__AIM OF THE EXERCISE__
Reproduce the passage of the forum thread below on tree stands versus ground blinds word for word, starting with "If so, do you" and going on through "the same thing.".

__PAGE EXTRACT__
- - - -

# Any Thoughts?



## Tater639 (Apr 6, 2011)

Any thoughts on a blind versus a stand? I have acquired a property to hunt solo, but there are still people who trespass and would probably steal my stands. Don't care for a climber. Thought about building a platform to a tree so it would be harder to steal, but got to thinking about blinds. The deer in other areas already look up when they walk to look for stands. As soon as they see them, they get spooky and go elsewhere. Thought maybe being on the ground in a decent blind might serve me better. Anyone else have an opinion?
If so, do you use one and how do you like it? Brands etc.


----------



## Singletjeff (Mar 27, 2005)

build a stand, but get a something like this to climb into it.... http://www.basspro.com/Summit-22-Sw...tick-for-Treestands/product/10207476/-1688439
that way you can get to it, but others can't...well unless they have the same thing.


----------



## stumpy (Aug 15, 2010)

- - - -

__GIVEN INFORMATION__
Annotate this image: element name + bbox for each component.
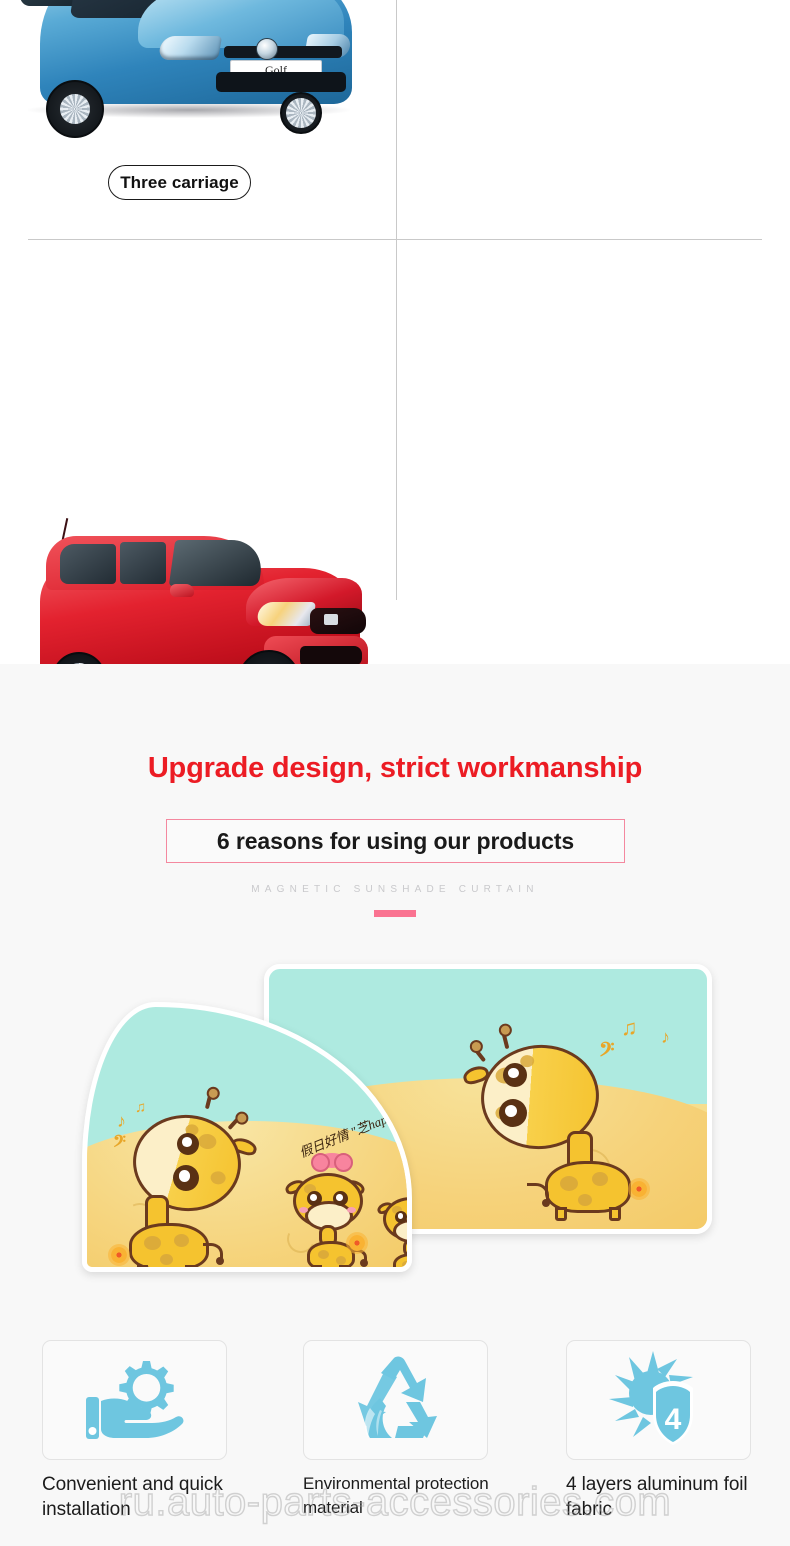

- - - -

__WRITTEN ANSWER__
If so, do you use one and how do you like it? Brands etc.


----------



## Singletjeff (Mar 27, 2005)

build a stand, but get a something like this to climb into it.... http://www.basspro.com/Summit-22-Sw...tick-for-Treestands/product/10207476/-1688439
that way you can get to it, but others can't...well unless they have the same thing.